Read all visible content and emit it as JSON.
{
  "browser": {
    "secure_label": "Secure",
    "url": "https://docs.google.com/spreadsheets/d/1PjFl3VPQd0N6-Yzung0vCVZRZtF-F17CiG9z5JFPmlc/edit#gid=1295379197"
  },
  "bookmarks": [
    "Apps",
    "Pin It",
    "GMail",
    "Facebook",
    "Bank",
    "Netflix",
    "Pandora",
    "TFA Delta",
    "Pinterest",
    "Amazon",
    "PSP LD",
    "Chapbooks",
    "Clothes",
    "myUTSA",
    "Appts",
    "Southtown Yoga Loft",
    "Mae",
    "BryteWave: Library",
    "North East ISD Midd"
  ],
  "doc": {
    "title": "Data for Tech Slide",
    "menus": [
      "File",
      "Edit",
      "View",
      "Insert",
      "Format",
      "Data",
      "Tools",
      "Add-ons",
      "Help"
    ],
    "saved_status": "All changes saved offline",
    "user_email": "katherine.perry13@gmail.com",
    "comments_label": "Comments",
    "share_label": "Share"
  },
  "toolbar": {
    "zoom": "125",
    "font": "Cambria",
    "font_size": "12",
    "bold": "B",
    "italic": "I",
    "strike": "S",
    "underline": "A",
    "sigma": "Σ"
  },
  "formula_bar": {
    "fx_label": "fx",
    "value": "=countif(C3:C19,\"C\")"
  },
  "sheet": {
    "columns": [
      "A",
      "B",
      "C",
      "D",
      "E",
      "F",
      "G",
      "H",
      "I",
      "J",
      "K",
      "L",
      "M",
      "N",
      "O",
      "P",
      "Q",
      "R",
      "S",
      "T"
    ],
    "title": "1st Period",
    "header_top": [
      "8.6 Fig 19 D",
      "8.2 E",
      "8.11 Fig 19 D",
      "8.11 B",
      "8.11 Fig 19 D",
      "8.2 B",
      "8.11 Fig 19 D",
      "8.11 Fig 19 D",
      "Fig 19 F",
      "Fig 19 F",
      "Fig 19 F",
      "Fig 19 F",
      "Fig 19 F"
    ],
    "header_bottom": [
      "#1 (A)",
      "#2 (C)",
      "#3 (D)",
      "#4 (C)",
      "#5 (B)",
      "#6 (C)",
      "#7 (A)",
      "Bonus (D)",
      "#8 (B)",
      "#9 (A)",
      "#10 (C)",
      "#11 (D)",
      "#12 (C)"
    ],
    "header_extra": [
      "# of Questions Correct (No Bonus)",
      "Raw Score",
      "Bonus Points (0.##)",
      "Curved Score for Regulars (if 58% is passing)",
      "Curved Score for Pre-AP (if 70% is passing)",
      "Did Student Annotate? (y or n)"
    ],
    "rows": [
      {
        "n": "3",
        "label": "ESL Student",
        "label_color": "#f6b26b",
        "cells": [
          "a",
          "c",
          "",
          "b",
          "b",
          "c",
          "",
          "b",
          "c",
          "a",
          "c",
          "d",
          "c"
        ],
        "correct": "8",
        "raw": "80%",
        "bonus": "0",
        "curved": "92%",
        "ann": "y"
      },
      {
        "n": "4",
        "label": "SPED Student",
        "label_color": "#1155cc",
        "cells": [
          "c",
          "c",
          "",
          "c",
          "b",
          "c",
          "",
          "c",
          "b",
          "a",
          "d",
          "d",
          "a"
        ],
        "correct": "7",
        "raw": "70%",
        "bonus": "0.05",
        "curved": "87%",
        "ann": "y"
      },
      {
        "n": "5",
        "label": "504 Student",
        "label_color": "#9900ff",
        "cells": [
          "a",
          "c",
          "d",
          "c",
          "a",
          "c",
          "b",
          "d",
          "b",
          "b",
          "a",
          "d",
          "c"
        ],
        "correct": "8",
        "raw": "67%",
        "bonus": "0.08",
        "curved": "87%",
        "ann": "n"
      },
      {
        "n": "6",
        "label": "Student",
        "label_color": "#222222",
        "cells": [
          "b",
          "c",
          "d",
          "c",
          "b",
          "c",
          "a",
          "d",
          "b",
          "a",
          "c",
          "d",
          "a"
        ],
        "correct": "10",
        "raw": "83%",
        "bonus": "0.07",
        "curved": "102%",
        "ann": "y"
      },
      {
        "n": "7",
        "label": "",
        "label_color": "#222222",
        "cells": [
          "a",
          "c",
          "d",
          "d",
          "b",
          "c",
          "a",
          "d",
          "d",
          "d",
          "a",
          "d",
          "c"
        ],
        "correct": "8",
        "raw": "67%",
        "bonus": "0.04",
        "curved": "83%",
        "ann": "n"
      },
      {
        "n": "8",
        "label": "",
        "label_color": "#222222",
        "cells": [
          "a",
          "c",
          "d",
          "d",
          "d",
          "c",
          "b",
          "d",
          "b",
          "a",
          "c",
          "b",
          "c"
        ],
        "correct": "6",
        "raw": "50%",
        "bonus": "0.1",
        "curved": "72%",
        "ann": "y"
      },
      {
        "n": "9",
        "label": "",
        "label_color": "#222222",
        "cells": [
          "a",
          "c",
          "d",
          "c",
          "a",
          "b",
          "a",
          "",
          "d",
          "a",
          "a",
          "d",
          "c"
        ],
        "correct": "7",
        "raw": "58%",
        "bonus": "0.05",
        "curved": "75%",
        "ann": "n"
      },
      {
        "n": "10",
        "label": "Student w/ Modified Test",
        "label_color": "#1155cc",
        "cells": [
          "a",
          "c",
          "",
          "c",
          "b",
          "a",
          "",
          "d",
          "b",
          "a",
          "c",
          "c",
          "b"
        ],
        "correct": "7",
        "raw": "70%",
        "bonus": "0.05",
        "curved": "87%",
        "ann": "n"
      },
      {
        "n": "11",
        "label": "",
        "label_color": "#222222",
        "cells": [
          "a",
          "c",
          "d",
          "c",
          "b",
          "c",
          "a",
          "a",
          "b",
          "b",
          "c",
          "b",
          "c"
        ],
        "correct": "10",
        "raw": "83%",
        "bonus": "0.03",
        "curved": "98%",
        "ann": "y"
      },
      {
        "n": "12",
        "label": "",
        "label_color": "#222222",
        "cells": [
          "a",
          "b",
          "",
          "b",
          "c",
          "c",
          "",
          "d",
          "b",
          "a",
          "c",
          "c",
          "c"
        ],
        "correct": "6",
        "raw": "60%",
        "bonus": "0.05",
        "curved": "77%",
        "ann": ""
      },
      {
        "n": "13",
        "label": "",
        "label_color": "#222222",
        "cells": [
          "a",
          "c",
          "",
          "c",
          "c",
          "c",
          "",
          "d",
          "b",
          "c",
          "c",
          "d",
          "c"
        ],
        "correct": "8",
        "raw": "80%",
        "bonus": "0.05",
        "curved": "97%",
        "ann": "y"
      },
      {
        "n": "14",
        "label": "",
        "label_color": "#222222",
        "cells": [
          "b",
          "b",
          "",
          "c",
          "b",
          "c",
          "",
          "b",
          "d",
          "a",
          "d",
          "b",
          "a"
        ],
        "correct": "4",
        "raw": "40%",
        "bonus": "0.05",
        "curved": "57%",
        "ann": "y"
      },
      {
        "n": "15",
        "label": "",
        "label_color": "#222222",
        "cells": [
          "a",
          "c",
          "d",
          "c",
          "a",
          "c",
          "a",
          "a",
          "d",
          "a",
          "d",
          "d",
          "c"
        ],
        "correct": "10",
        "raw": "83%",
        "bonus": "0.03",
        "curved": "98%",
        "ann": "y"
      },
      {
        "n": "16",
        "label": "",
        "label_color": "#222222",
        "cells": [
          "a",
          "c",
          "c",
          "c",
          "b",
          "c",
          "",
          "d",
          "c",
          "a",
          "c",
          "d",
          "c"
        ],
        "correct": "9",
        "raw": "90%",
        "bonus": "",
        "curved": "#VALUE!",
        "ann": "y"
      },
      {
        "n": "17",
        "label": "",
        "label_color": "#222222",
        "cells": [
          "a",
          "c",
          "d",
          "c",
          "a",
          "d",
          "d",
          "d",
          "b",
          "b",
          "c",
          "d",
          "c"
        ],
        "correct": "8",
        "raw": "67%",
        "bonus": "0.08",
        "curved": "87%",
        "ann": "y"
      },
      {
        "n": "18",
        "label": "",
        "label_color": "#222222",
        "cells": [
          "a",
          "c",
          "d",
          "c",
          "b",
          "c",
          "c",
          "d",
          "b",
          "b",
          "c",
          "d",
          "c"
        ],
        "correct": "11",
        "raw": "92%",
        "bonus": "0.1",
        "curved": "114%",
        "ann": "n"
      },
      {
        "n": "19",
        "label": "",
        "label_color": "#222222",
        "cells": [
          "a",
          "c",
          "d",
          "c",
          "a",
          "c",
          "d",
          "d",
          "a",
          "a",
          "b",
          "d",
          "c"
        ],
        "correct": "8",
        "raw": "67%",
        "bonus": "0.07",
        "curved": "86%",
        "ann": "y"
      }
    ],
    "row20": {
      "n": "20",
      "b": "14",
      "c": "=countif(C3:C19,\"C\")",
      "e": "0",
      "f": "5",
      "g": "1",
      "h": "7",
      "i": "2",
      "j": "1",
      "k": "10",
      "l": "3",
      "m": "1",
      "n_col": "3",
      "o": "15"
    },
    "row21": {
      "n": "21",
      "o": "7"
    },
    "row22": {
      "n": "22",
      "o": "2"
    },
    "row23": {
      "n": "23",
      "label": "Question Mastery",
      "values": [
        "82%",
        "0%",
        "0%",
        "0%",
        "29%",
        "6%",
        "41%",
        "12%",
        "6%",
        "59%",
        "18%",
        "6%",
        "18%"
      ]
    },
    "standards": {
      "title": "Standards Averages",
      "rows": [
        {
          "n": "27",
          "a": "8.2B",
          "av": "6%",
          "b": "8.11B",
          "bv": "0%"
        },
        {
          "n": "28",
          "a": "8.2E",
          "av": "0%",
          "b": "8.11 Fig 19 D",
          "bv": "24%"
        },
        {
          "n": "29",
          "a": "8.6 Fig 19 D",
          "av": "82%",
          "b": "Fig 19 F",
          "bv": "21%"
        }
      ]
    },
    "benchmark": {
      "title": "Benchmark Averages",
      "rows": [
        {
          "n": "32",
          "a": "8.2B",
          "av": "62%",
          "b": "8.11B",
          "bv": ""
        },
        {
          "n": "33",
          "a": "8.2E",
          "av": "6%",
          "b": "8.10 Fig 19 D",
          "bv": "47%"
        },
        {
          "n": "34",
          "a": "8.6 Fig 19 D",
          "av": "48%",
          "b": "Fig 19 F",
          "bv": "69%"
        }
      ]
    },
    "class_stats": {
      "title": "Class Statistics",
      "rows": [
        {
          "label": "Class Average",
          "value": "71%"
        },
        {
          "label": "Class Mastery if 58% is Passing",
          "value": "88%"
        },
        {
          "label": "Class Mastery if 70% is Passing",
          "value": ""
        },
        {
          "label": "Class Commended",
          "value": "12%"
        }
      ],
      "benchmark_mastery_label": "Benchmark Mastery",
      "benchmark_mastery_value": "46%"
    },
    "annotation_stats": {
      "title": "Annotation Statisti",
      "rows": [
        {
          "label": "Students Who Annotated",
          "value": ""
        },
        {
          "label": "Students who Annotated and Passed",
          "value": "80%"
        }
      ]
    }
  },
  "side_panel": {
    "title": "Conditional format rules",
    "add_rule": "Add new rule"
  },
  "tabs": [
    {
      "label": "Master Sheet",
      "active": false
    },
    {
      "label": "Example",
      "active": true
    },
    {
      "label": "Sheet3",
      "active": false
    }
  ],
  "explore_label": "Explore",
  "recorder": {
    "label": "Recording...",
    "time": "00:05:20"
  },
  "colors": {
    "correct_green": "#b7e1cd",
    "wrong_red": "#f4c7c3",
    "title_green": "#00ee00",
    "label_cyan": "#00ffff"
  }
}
# # # # #
__Set problem__: The answer must consist solely of the number of lines in the entries that contain the word "Score".

__Solution for this task__: 3